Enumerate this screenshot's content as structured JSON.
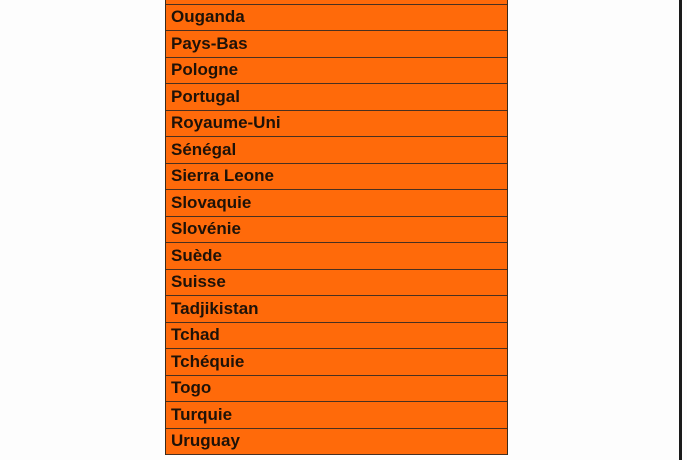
{
  "colors": {
    "cell_fill": "#ff6a0a",
    "text": "#1e1208",
    "border": "#4a3020"
  },
  "countries": [
    "",
    "Ouganda",
    "Pays-Bas",
    "Pologne",
    "Portugal",
    "Royaume-Uni",
    "Sénégal",
    "Sierra Leone",
    "Slovaquie",
    "Slovénie",
    "Suède",
    "Suisse",
    "Tadjikistan",
    "Tchad",
    "Tchéquie",
    "Togo",
    "Turquie",
    "Uruguay"
  ]
}
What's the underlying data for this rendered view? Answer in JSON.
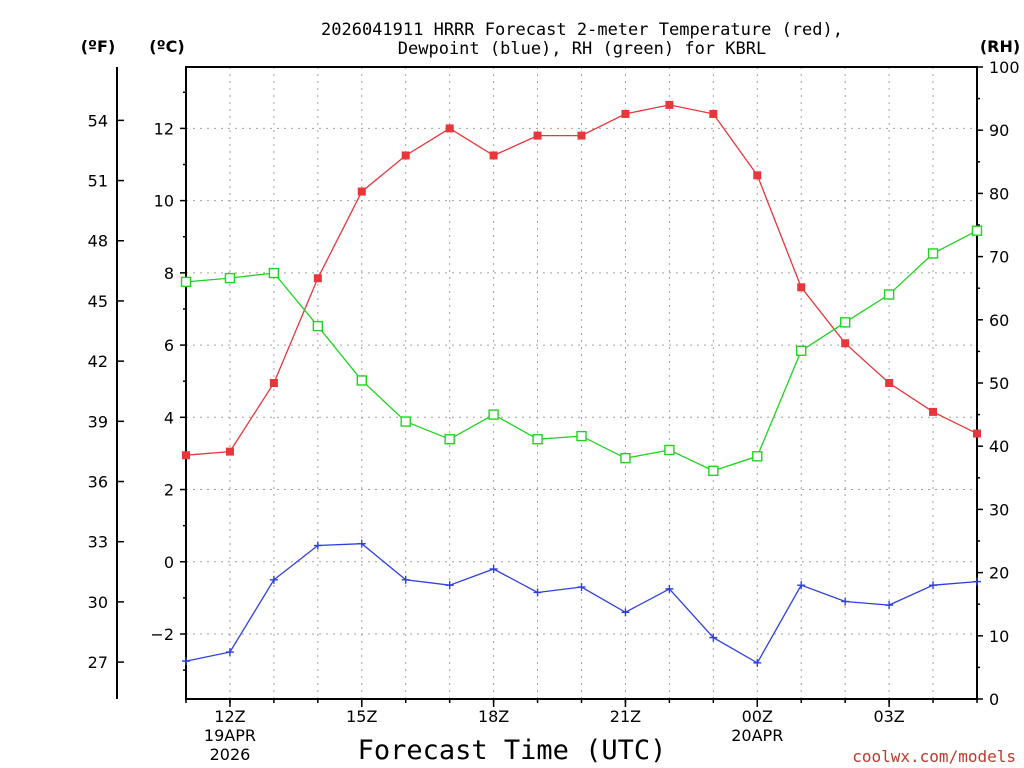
{
  "title": {
    "line1": "2026041911 HRRR Forecast 2-meter Temperature (red),",
    "line2": "Dewpoint (blue), RH (green) for KBRL"
  },
  "units": {
    "fahrenheit": "(ºF)",
    "celsius": "(ºC)",
    "rh": "(RH)"
  },
  "x_title": "Forecast Time (UTC)",
  "credit": "coolwx.com/models",
  "colors": {
    "temperature": "#e8363b",
    "dewpoint": "#2d3fe0",
    "rh": "#1ed41e",
    "grid": "#a0a0a0"
  },
  "chart_data": {
    "type": "line",
    "title": "2026041911 HRRR Forecast 2-meter Temperature (red), Dewpoint (blue), RH (green) for KBRL",
    "xlabel": "Forecast Time (UTC)",
    "x_hours": [
      11,
      12,
      13,
      14,
      15,
      16,
      17,
      18,
      19,
      20,
      21,
      22,
      23,
      24,
      25,
      26,
      27,
      28,
      29
    ],
    "xlim": [
      11,
      29
    ],
    "x_ticks": [
      {
        "hour": 12,
        "label": "12Z",
        "sub1": "19APR",
        "sub2": "2026"
      },
      {
        "hour": 15,
        "label": "15Z",
        "sub1": "",
        "sub2": ""
      },
      {
        "hour": 18,
        "label": "18Z",
        "sub1": "",
        "sub2": ""
      },
      {
        "hour": 21,
        "label": "21Z",
        "sub1": "",
        "sub2": ""
      },
      {
        "hour": 24,
        "label": "00Z",
        "sub1": "20APR",
        "sub2": ""
      },
      {
        "hour": 27,
        "label": "03Z",
        "sub1": "",
        "sub2": ""
      }
    ],
    "y_celsius": {
      "label": "(ºC)",
      "range": [
        -3.8,
        13.7
      ],
      "ticks": [
        -2,
        0,
        2,
        4,
        6,
        8,
        10,
        12
      ],
      "tick_labels": [
        "−2",
        "0",
        "2",
        "4",
        "6",
        "8",
        "10",
        "12"
      ]
    },
    "y_fahrenheit": {
      "label": "(ºF)",
      "ticks": [
        27,
        30,
        33,
        36,
        39,
        42,
        45,
        48,
        51,
        54
      ]
    },
    "y_rh": {
      "label": "(RH)",
      "range": [
        0,
        100
      ],
      "ticks": [
        0,
        10,
        20,
        30,
        40,
        50,
        60,
        70,
        80,
        90,
        100
      ]
    },
    "series": [
      {
        "name": "Temperature",
        "unit": "C",
        "color": "#e8363b",
        "marker": "filled-square",
        "values": [
          2.95,
          3.05,
          4.95,
          7.85,
          10.25,
          11.25,
          12.0,
          11.25,
          11.8,
          11.8,
          12.4,
          12.65,
          12.4,
          10.7,
          7.6,
          6.05,
          4.95,
          4.15,
          3.55
        ]
      },
      {
        "name": "Dewpoint",
        "unit": "C",
        "color": "#2d3fe0",
        "marker": "plus",
        "values": [
          -2.75,
          -2.5,
          -0.5,
          0.45,
          0.5,
          -0.5,
          -0.65,
          -0.2,
          -0.85,
          -0.7,
          -1.4,
          -0.75,
          -2.1,
          -2.8,
          -0.65,
          -1.1,
          -1.2,
          -0.65,
          -0.55
        ]
      },
      {
        "name": "RH",
        "unit": "%",
        "color": "#1ed41e",
        "marker": "open-square",
        "values": [
          66,
          66.6,
          67.4,
          59,
          50.4,
          43.9,
          41.1,
          45,
          41.1,
          41.6,
          38.1,
          39.4,
          36.1,
          38.4,
          55.1,
          59.6,
          64,
          70.5,
          74.1
        ]
      }
    ]
  }
}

__________

WHAT YOU HAVE TO DO: Reproduce each line exactly as it appears, omitting the pictures.

REPLY TO THE TASK:
Enumerate this screenshot's content as structured JSON.
{
  "colors": {
    "cell_fill": "#ff6a0a",
    "text": "#1e1208",
    "border": "#4a3020"
  },
  "countries": [
    "",
    "Ouganda",
    "Pays-Bas",
    "Pologne",
    "Portugal",
    "Royaume-Uni",
    "Sénégal",
    "Sierra Leone",
    "Slovaquie",
    "Slovénie",
    "Suède",
    "Suisse",
    "Tadjikistan",
    "Tchad",
    "Tchéquie",
    "Togo",
    "Turquie",
    "Uruguay"
  ]
}
What's the underlying data for this rendered view? Answer in JSON.
{
  "title": {
    "line1": "2026041911 HRRR Forecast 2-meter Temperature (red),",
    "line2": "Dewpoint (blue), RH (green) for KBRL"
  },
  "units": {
    "fahrenheit": "(ºF)",
    "celsius": "(ºC)",
    "rh": "(RH)"
  },
  "x_title": "Forecast Time (UTC)",
  "credit": "coolwx.com/models",
  "colors": {
    "temperature": "#e8363b",
    "dewpoint": "#2d3fe0",
    "rh": "#1ed41e",
    "grid": "#a0a0a0"
  },
  "chart_data": {
    "type": "line",
    "title": "2026041911 HRRR Forecast 2-meter Temperature (red), Dewpoint (blue), RH (green) for KBRL",
    "xlabel": "Forecast Time (UTC)",
    "x_hours": [
      11,
      12,
      13,
      14,
      15,
      16,
      17,
      18,
      19,
      20,
      21,
      22,
      23,
      24,
      25,
      26,
      27,
      28,
      29
    ],
    "xlim": [
      11,
      29
    ],
    "x_ticks": [
      {
        "hour": 12,
        "label": "12Z",
        "sub1": "19APR",
        "sub2": "2026"
      },
      {
        "hour": 15,
        "label": "15Z",
        "sub1": "",
        "sub2": ""
      },
      {
        "hour": 18,
        "label": "18Z",
        "sub1": "",
        "sub2": ""
      },
      {
        "hour": 21,
        "label": "21Z",
        "sub1": "",
        "sub2": ""
      },
      {
        "hour": 24,
        "label": "00Z",
        "sub1": "20APR",
        "sub2": ""
      },
      {
        "hour": 27,
        "label": "03Z",
        "sub1": "",
        "sub2": ""
      }
    ],
    "y_celsius": {
      "label": "(ºC)",
      "range": [
        -3.8,
        13.7
      ],
      "ticks": [
        -2,
        0,
        2,
        4,
        6,
        8,
        10,
        12
      ],
      "tick_labels": [
        "−2",
        "0",
        "2",
        "4",
        "6",
        "8",
        "10",
        "12"
      ]
    },
    "y_fahrenheit": {
      "label": "(ºF)",
      "ticks": [
        27,
        30,
        33,
        36,
        39,
        42,
        45,
        48,
        51,
        54
      ]
    },
    "y_rh": {
      "label": "(RH)",
      "range": [
        0,
        100
      ],
      "ticks": [
        0,
        10,
        20,
        30,
        40,
        50,
        60,
        70,
        80,
        90,
        100
      ]
    },
    "series": [
      {
        "name": "Temperature",
        "unit": "C",
        "color": "#e8363b",
        "marker": "filled-square",
        "values": [
          2.95,
          3.05,
          4.95,
          7.85,
          10.25,
          11.25,
          12.0,
          11.25,
          11.8,
          11.8,
          12.4,
          12.65,
          12.4,
          10.7,
          7.6,
          6.05,
          4.95,
          4.15,
          3.55
        ]
      },
      {
        "name": "Dewpoint",
        "unit": "C",
        "color": "#2d3fe0",
        "marker": "plus",
        "values": [
          -2.75,
          -2.5,
          -0.5,
          0.45,
          0.5,
          -0.5,
          -0.65,
          -0.2,
          -0.85,
          -0.7,
          -1.4,
          -0.75,
          -2.1,
          -2.8,
          -0.65,
          -1.1,
          -1.2,
          -0.65,
          -0.55
        ]
      },
      {
        "name": "RH",
        "unit": "%",
        "color": "#1ed41e",
        "marker": "open-square",
        "values": [
          66,
          66.6,
          67.4,
          59,
          50.4,
          43.9,
          41.1,
          45,
          41.1,
          41.6,
          38.1,
          39.4,
          36.1,
          38.4,
          55.1,
          59.6,
          64,
          70.5,
          74.1
        ]
      }
    ]
  }
}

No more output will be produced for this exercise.